*DIRECTIONS FOR THIS TASK*:
Check each line of the material below for "color", then copy the ones that contain it.

*SUPPLIED MATERIAL*:
========================
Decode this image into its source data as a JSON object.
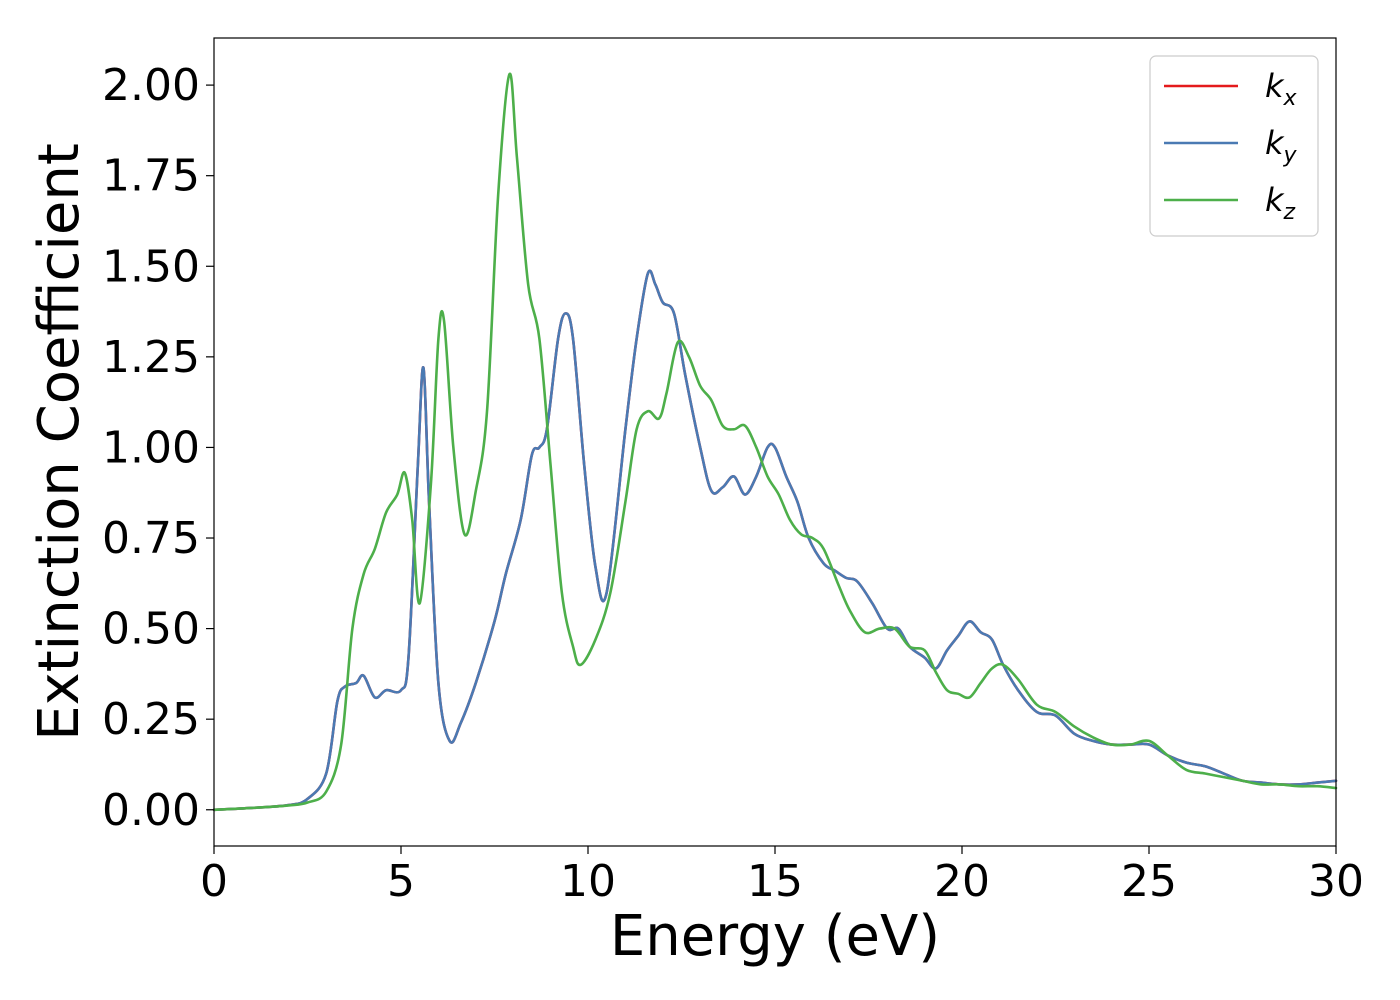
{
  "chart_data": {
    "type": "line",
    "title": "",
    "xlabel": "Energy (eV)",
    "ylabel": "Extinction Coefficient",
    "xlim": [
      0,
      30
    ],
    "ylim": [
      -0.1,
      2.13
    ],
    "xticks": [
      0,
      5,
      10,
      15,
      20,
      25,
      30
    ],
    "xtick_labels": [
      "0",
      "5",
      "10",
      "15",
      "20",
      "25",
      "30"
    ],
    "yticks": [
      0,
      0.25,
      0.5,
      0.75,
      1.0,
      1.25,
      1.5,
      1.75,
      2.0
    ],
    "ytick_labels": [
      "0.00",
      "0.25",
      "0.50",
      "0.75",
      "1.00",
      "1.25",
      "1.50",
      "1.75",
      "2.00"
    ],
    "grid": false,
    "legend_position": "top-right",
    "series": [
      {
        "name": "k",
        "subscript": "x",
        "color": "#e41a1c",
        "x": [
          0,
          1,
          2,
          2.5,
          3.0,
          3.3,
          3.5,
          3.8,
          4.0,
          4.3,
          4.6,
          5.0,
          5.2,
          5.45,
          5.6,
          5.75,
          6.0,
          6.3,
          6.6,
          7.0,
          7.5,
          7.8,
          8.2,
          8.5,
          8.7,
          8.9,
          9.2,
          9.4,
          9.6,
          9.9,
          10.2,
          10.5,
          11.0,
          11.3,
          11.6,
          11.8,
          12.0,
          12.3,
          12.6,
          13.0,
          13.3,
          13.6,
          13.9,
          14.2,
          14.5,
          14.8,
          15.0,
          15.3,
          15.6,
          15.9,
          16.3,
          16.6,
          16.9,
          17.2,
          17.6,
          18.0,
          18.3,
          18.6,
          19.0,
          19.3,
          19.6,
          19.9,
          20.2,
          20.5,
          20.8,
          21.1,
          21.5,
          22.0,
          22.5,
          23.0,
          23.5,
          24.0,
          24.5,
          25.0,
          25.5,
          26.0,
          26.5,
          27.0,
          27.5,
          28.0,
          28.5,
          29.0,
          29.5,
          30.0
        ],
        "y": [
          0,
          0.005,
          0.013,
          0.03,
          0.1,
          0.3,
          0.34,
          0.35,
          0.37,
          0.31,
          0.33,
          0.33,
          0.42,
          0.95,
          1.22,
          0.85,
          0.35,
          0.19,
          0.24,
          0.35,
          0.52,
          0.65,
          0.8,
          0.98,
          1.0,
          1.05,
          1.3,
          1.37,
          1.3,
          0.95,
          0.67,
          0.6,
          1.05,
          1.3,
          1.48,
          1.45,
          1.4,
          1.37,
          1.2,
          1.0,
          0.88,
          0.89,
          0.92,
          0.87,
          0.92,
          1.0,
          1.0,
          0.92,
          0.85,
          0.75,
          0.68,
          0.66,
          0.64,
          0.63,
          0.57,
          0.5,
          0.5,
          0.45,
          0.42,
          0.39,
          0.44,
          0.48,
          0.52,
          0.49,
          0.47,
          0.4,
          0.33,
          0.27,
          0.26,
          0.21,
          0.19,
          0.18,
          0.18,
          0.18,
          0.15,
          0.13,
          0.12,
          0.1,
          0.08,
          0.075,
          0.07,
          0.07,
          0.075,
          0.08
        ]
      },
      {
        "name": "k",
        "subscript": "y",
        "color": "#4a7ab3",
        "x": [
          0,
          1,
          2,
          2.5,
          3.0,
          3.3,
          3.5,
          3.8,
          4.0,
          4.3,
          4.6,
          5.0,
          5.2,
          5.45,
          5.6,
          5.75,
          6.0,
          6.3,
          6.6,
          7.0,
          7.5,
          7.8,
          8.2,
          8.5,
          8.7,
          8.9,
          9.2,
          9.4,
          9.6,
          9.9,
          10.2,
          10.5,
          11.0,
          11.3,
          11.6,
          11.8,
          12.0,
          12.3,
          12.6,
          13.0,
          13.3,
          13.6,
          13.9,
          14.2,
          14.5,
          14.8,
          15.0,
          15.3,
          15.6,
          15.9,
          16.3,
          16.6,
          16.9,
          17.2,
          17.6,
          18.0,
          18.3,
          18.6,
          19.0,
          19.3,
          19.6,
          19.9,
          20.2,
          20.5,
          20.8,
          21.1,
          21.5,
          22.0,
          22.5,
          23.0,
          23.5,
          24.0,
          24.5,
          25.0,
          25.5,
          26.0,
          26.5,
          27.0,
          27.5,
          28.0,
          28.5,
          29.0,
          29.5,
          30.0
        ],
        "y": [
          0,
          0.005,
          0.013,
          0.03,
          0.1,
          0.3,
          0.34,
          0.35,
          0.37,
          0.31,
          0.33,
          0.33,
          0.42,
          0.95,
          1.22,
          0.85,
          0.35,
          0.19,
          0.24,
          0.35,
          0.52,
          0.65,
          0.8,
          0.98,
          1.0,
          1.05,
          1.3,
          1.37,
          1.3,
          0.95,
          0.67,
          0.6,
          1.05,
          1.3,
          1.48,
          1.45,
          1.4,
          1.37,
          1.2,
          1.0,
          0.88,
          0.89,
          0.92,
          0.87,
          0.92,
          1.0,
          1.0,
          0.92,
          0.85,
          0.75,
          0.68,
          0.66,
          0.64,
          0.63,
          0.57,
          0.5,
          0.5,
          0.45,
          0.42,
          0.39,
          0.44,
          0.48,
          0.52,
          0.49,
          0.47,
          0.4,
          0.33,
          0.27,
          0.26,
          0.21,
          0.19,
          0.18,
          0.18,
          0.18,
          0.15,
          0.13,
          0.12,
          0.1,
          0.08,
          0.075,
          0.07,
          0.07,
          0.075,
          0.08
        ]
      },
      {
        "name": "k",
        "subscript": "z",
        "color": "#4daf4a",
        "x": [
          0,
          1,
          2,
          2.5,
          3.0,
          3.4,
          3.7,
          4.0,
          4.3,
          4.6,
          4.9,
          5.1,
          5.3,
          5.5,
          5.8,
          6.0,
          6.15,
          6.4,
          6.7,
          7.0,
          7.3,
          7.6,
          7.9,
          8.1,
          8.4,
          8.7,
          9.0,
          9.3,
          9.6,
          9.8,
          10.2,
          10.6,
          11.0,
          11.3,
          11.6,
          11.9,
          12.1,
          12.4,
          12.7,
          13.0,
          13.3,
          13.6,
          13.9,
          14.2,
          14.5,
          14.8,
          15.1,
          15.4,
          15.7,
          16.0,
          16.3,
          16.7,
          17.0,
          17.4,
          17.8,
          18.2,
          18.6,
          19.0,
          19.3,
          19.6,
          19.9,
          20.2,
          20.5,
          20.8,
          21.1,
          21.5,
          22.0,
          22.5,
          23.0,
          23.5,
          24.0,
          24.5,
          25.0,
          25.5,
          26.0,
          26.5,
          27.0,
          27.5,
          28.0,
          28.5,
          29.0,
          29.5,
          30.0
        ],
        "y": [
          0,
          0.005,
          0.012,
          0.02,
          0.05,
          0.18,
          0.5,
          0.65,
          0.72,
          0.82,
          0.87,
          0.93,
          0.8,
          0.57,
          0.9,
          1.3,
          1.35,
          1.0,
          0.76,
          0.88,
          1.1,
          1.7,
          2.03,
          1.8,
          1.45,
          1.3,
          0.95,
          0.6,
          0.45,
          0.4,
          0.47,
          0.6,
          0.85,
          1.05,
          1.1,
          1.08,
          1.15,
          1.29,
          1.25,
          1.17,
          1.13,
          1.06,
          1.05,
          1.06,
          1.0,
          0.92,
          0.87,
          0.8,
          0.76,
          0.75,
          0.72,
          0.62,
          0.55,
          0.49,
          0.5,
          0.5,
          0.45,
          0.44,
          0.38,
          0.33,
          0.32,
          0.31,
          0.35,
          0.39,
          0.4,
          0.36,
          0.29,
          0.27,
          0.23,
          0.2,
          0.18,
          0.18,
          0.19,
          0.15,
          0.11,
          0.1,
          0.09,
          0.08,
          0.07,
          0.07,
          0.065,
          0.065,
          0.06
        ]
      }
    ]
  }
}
========================
*FULL SOLUTION*:
        "color": "#e41a1c",
        "color": "#4a7ab3",
        "color": "#4daf4a",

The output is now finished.